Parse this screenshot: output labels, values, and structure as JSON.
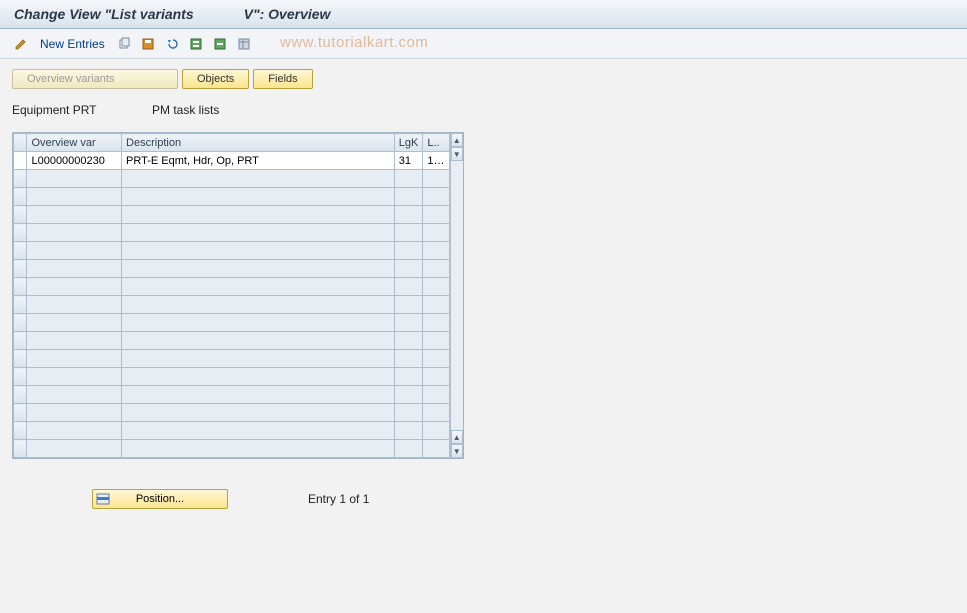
{
  "header": {
    "title_left": "Change View \"List variants",
    "title_right": "V\": Overview"
  },
  "toolbar": {
    "new_entries_label": "New Entries",
    "watermark": "www.tutorialkart.com"
  },
  "tabs": {
    "overview_variants": "Overview variants",
    "objects": "Objects",
    "fields": "Fields"
  },
  "fields": {
    "equipment_prt_label": "Equipment PRT",
    "equipment_prt_value": "",
    "pm_task_lists_label": "PM task lists"
  },
  "table": {
    "columns": {
      "overview_var": "Overview var",
      "description": "Description",
      "lgk": "LgK",
      "l": "L.."
    },
    "rows": [
      {
        "overview_var": "L00000000230",
        "description": "PRT-E Eqmt, Hdr, Op, PRT",
        "lgk": "31",
        "l": "1…"
      }
    ],
    "empty_rows": 16
  },
  "bottom": {
    "position_label": "Position...",
    "entry_text": "Entry 1 of 1"
  },
  "icons": {
    "pencil": "pencil-icon",
    "copy": "copy-icon",
    "save": "save-icon",
    "undo": "undo-icon",
    "select_all": "select-all-icon",
    "deselect_all": "deselect-all-icon",
    "layout": "layout-icon",
    "position": "position-icon"
  }
}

◆ ◆ ◆

Pick out every line with the string "description" and copy it.

**SOLUTION TO THIS PROBLEM**:
      "description": "Description",
        "description": "PRT-E Eqmt, Hdr, Op, PRT",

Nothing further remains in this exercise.